▸ **Goal**: Gather from the material every line that contains the string "消灭图标".

Collected data entries:
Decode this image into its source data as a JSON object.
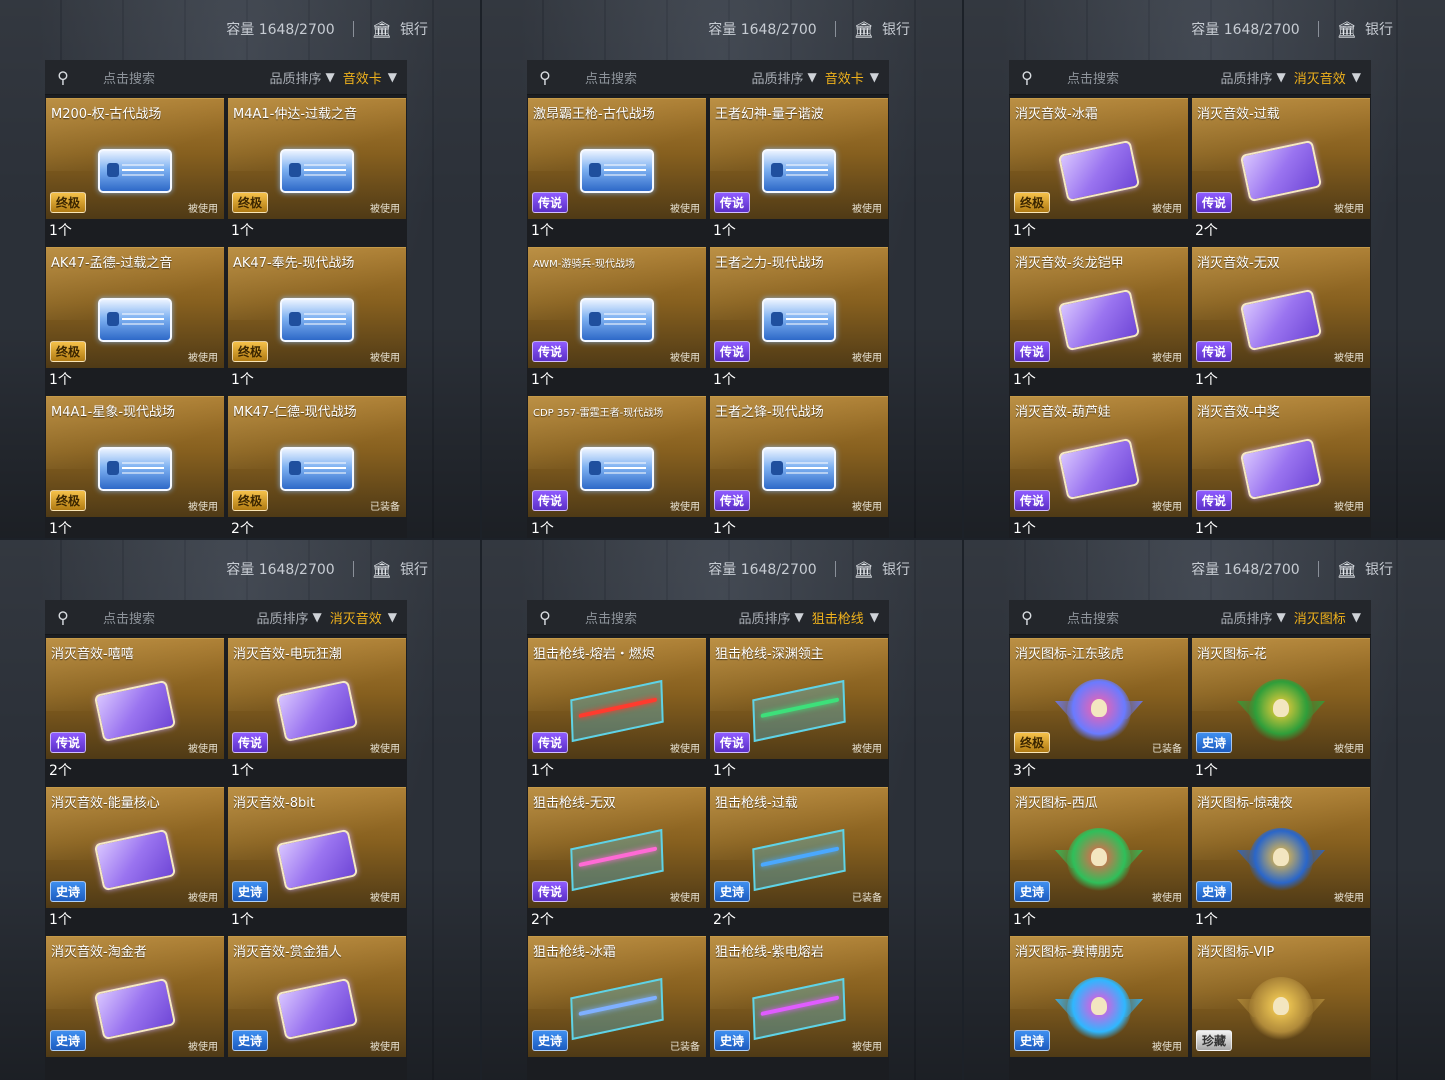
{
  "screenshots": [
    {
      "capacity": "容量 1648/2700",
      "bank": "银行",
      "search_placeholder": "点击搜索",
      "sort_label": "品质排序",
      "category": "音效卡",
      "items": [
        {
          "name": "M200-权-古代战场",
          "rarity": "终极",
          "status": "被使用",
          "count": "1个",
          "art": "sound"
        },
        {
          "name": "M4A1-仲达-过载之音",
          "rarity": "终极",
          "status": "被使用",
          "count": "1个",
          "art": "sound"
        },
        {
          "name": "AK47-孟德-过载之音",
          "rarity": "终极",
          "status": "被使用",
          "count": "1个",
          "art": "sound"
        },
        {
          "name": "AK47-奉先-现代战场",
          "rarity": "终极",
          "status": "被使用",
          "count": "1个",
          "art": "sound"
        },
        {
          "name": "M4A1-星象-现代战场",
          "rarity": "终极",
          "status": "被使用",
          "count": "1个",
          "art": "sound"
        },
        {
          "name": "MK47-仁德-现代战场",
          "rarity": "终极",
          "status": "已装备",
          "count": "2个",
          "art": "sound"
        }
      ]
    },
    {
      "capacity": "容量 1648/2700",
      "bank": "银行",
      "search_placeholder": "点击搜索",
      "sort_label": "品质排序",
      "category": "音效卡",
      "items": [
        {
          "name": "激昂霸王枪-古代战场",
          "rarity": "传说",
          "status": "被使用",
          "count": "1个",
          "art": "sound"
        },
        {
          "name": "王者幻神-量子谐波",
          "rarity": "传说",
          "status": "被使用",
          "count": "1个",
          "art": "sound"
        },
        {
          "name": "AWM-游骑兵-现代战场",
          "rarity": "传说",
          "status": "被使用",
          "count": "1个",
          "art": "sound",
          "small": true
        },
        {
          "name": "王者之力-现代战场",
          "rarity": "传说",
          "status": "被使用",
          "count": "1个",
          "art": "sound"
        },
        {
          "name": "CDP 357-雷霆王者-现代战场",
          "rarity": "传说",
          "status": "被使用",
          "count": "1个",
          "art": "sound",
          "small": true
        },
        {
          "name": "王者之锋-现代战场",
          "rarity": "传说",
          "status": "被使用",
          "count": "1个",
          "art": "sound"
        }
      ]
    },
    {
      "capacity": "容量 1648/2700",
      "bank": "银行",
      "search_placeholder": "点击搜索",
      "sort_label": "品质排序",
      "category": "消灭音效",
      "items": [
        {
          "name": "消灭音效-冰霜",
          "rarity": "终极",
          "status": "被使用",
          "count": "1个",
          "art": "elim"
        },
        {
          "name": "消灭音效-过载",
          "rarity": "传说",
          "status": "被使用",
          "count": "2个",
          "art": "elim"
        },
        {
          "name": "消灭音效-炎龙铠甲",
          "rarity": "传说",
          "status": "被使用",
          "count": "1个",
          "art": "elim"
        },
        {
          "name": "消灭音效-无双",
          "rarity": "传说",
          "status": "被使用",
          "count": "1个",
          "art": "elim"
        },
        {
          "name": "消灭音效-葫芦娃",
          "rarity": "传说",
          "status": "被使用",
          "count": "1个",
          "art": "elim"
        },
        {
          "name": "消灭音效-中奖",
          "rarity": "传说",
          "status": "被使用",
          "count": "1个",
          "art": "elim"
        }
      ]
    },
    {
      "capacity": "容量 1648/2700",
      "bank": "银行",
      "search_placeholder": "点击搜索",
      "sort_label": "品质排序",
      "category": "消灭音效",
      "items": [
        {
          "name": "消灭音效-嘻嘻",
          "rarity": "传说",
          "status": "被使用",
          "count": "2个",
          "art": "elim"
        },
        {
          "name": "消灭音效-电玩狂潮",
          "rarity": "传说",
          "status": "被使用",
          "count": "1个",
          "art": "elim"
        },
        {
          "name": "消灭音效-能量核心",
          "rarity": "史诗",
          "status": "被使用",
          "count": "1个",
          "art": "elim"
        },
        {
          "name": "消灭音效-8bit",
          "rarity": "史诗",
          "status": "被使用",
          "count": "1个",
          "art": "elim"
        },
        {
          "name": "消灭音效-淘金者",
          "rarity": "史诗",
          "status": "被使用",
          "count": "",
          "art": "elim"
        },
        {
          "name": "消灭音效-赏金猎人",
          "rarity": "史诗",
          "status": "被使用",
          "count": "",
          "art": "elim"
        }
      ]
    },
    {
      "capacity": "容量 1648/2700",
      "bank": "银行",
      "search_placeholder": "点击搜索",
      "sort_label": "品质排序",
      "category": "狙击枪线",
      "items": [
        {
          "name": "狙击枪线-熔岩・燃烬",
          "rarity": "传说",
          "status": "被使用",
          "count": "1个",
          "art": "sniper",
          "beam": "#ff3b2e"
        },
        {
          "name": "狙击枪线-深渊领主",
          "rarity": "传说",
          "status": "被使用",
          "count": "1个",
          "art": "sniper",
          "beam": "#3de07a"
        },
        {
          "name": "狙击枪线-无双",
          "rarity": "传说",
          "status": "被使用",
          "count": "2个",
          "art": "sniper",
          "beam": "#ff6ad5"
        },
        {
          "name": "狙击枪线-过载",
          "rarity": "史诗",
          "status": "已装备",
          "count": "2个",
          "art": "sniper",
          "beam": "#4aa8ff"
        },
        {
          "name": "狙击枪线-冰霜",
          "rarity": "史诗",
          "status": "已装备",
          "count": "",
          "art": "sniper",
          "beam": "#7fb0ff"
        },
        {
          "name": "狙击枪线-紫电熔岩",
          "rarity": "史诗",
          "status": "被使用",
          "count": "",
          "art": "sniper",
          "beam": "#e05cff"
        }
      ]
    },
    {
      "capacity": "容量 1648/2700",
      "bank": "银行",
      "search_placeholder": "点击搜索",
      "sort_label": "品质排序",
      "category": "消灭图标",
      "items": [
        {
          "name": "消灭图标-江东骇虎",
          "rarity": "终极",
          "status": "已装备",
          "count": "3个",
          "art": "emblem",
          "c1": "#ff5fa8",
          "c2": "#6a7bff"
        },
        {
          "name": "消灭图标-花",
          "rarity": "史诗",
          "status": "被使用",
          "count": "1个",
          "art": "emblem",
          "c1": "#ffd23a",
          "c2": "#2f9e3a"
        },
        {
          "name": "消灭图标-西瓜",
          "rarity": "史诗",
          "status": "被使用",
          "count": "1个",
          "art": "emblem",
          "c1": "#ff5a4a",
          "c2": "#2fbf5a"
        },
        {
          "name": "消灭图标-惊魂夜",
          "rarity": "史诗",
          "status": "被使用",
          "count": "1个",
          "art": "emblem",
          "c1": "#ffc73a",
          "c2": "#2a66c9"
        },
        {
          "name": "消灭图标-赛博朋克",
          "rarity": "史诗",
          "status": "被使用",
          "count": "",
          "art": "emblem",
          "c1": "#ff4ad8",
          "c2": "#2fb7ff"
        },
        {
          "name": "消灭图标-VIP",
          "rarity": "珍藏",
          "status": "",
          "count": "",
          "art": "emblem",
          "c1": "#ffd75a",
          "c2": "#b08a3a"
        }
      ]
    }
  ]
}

▸ **Task response**:
      "category": "消灭图标",
          "name": "消灭图标-江东骇虎",
          "name": "消灭图标-花",
          "name": "消灭图标-西瓜",
          "name": "消灭图标-惊魂夜",
          "name": "消灭图标-赛博朋克",
          "name": "消灭图标-VIP",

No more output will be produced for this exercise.